Exercise prompt:
Copy out each line of the data holding "Synthetics".

* * * * * * * * *

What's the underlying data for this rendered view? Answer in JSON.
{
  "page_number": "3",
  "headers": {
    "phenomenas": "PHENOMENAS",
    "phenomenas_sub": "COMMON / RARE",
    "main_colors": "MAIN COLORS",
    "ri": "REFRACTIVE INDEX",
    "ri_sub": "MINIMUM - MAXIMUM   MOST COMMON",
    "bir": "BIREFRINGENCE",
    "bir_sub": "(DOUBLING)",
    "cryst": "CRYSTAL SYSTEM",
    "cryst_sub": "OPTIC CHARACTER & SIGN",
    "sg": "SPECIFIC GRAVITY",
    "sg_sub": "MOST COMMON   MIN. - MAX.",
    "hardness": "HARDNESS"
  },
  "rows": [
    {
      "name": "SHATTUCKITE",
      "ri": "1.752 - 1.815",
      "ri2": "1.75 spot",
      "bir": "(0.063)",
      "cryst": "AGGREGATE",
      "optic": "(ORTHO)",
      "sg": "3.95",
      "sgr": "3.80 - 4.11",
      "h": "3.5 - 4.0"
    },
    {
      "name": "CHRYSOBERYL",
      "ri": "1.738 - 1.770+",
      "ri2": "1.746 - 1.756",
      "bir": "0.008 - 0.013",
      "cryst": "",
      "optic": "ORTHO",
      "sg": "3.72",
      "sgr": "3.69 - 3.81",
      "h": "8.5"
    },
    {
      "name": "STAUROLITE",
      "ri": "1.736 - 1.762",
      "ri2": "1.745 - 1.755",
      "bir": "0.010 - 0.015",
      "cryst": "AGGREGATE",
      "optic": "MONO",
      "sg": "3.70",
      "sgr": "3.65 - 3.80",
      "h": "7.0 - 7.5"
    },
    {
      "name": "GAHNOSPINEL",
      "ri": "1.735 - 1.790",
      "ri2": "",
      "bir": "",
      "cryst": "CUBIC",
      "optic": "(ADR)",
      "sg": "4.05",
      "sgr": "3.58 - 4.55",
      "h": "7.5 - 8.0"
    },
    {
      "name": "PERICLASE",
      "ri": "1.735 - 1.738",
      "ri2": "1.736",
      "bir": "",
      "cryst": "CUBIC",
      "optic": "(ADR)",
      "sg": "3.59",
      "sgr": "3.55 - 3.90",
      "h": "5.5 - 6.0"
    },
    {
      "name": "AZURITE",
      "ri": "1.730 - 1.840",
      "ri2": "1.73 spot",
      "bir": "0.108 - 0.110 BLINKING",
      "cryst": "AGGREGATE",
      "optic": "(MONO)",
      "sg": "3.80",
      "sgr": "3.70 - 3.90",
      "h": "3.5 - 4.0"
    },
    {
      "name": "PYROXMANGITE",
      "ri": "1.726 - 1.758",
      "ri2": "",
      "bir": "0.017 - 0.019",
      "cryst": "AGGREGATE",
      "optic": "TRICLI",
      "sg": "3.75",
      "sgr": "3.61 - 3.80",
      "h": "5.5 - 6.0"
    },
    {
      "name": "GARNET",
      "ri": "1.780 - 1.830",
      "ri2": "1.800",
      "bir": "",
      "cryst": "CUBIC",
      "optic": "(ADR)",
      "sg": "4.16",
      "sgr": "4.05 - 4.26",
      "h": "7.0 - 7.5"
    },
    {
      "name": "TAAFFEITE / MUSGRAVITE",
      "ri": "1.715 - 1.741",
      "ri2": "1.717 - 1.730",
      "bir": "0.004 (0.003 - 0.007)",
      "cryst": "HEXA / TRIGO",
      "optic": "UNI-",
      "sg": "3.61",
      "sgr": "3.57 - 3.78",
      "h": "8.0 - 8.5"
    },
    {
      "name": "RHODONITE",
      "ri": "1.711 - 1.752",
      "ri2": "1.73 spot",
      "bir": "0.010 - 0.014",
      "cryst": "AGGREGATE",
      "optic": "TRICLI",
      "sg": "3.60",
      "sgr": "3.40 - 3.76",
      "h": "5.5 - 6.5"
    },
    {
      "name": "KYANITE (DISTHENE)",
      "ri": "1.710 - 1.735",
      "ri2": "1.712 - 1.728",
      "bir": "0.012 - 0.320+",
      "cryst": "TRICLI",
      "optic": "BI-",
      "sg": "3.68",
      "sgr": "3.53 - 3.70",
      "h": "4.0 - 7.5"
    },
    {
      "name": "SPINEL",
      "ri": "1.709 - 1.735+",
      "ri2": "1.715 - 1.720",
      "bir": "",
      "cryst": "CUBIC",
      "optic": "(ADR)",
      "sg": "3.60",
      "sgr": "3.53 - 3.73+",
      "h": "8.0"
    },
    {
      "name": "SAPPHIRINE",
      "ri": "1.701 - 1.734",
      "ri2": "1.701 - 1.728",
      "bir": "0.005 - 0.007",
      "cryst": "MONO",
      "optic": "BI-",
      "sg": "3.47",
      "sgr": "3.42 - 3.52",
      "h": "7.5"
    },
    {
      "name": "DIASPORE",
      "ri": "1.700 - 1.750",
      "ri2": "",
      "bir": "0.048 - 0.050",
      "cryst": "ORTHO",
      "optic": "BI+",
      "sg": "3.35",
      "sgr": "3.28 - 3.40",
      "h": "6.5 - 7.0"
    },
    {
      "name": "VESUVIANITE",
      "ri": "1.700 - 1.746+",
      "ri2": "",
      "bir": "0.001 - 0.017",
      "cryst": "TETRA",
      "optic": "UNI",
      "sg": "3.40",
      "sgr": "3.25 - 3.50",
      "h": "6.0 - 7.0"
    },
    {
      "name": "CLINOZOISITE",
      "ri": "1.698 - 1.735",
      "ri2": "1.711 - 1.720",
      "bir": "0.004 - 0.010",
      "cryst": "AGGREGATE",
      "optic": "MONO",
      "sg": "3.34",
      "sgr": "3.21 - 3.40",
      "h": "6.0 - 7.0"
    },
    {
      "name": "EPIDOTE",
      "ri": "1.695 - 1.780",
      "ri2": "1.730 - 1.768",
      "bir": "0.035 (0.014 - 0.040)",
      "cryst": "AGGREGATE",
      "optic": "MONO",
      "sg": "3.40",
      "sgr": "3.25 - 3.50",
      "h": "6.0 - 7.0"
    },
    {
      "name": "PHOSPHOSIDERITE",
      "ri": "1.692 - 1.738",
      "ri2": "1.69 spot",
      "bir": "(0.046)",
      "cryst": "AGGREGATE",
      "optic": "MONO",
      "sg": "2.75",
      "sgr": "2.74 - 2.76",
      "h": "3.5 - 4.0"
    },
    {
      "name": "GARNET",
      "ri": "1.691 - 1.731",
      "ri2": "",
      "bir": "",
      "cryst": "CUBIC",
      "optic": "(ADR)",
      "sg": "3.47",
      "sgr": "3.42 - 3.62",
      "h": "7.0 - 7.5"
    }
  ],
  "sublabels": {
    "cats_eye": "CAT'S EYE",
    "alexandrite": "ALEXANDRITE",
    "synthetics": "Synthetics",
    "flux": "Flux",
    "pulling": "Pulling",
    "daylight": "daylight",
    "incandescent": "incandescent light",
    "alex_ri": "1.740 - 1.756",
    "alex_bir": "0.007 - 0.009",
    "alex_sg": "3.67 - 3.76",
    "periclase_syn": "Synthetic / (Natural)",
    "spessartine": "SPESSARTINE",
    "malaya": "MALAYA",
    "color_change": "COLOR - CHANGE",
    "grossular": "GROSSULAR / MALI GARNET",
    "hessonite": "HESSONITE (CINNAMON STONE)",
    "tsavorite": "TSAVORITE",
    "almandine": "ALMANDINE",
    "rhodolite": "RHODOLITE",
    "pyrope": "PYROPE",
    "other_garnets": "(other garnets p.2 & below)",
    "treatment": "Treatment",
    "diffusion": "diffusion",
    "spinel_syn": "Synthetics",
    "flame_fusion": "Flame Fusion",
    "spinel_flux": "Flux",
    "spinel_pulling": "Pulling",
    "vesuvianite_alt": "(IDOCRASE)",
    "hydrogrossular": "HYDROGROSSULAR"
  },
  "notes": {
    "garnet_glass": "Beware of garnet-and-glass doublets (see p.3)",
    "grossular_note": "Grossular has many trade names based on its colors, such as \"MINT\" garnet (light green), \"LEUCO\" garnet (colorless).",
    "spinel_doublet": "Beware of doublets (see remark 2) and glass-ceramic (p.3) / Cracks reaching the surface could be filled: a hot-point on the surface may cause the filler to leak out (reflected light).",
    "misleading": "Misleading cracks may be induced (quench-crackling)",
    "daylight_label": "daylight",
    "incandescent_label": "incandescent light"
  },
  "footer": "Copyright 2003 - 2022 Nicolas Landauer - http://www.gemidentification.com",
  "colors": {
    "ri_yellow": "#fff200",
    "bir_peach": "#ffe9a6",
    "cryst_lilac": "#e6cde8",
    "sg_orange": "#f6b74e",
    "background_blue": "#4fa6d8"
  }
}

* * * * * * * * *

Reply to the exercise:
    "synthetics": "Synthetics",
    "spinel_syn": "Synthetics",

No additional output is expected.